• **Your instructions**:
Set down the records once more, please, exactly and with the pictures left out.

-- -- --

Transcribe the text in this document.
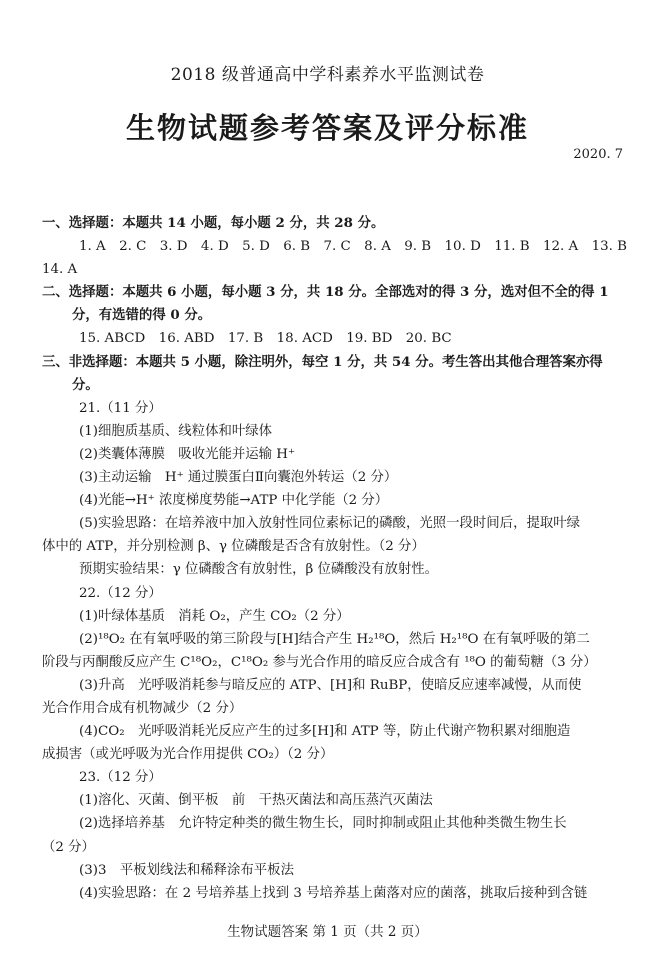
2018 级普通高中学科素养水平监测试卷
生物试题参考答案及评分标准
2020. 7
一、选择题：本题共 14 小题，每小题 2 分，共 28 分。
1. A　2. C　3. D　4. D　5. D　6. B　7. C　8. A　9. B　10. D　11. B　12. A　13. B
14. A
二、选择题：本题共 6 小题，每小题 3 分，共 18 分。全部选对的得 3 分，选对但不全的得 1
分，有选错的得 0 分。
15. ABCD　16. ABD　17. B　18. ACD　19. BD　20. BC
三、非选择题：本题共 5 小题，除注明外，每空 1 分，共 54 分。考生答出其他合理答案亦得
分。
21.（11 分）
(1)细胞质基质、线粒体和叶绿体
(2)类囊体薄膜　吸收光能并运输 H⁺
(3)主动运输　H⁺ 通过膜蛋白Ⅱ向囊泡外转运（2 分）
(4)光能→H⁺ 浓度梯度势能→ATP 中化学能（2 分）
(5)实验思路：在培养液中加入放射性同位素标记的磷酸，光照一段时间后，提取叶绿
体中的 ATP，并分别检测 β、γ 位磷酸是否含有放射性。（2 分）
预期实验结果：γ 位磷酸含有放射性，β 位磷酸没有放射性。
22.（12 分）
(1)叶绿体基质　消耗 O₂，产生 CO₂（2 分）
(2)¹⁸O₂ 在有氧呼吸的第三阶段与[H]结合产生 H₂¹⁸O，然后 H₂¹⁸O 在有氧呼吸的第二
阶段与丙酮酸反应产生 C¹⁸O₂，C¹⁸O₂ 参与光合作用的暗反应合成含有 ¹⁸O 的葡萄糖（3 分）
(3)升高　光呼吸消耗参与暗反应的 ATP、[H]和 RuBP，使暗反应速率减慢，从而使
光合作用合成有机物减少（2 分）
(4)CO₂　光呼吸消耗光反应产生的过多[H]和 ATP 等，防止代谢产物积累对细胞造
成损害（或光呼吸为光合作用提供 CO₂）（2 分）
23.（12 分）
(1)溶化、灭菌、倒平板　前　干热灭菌法和高压蒸汽灭菌法
(2)选择培养基　允许特定种类的微生物生长，同时抑制或阻止其他种类微生物生长
（2 分）
(3)3　平板划线法和稀释涂布平板法
(4)实验思路：在 2 号培养基上找到 3 号培养基上菌落对应的菌落，挑取后接种到含链
生物试题答案 第 1 页（共 2 页）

-- -- --

• **Exercise output**:
Transcribe the text in this document.
2018 级普通高中学科素养水平监测试卷
生物试题参考答案及评分标准
2020. 7
一、选择题：本题共 14 小题，每小题 2 分，共 28 分。
1. A　2. C　3. D　4. D　5. D　6. B　7. C　8. A　9. B　10. D　11. B　12. A　13. B
14. A
二、选择题：本题共 6 小题，每小题 3 分，共 18 分。全部选对的得 3 分，选对但不全的得 1
分，有选错的得 0 分。
15. ABCD　16. ABD　17. B　18. ACD　19. BD　20. BC
三、非选择题：本题共 5 小题，除注明外，每空 1 分，共 54 分。考生答出其他合理答案亦得
分。
21.（11 分）
(1)细胞质基质、线粒体和叶绿体
(2)类囊体薄膜　吸收光能并运输 H⁺
(3)主动运输　H⁺ 通过膜蛋白Ⅱ向囊泡外转运（2 分）
(4)光能→H⁺ 浓度梯度势能→ATP 中化学能（2 分）
(5)实验思路：在培养液中加入放射性同位素标记的磷酸，光照一段时间后，提取叶绿
体中的 ATP，并分别检测 β、γ 位磷酸是否含有放射性。（2 分）
预期实验结果：γ 位磷酸含有放射性，β 位磷酸没有放射性。
22.（12 分）
(1)叶绿体基质　消耗 O₂，产生 CO₂（2 分）
(2)¹⁸O₂ 在有氧呼吸的第三阶段与[H]结合产生 H₂¹⁸O，然后 H₂¹⁸O 在有氧呼吸的第二
阶段与丙酮酸反应产生 C¹⁸O₂，C¹⁸O₂ 参与光合作用的暗反应合成含有 ¹⁸O 的葡萄糖（3 分）
(3)升高　光呼吸消耗参与暗反应的 ATP、[H]和 RuBP，使暗反应速率减慢，从而使
光合作用合成有机物减少（2 分）
(4)CO₂　光呼吸消耗光反应产生的过多[H]和 ATP 等，防止代谢产物积累对细胞造
成损害（或光呼吸为光合作用提供 CO₂）（2 分）
23.（12 分）
(1)溶化、灭菌、倒平板　前　干热灭菌法和高压蒸汽灭菌法
(2)选择培养基　允许特定种类的微生物生长，同时抑制或阻止其他种类微生物生长
（2 分）
(3)3　平板划线法和稀释涂布平板法
(4)实验思路：在 2 号培养基上找到 3 号培养基上菌落对应的菌落，挑取后接种到含链
生物试题答案 第 1 页（共 2 页）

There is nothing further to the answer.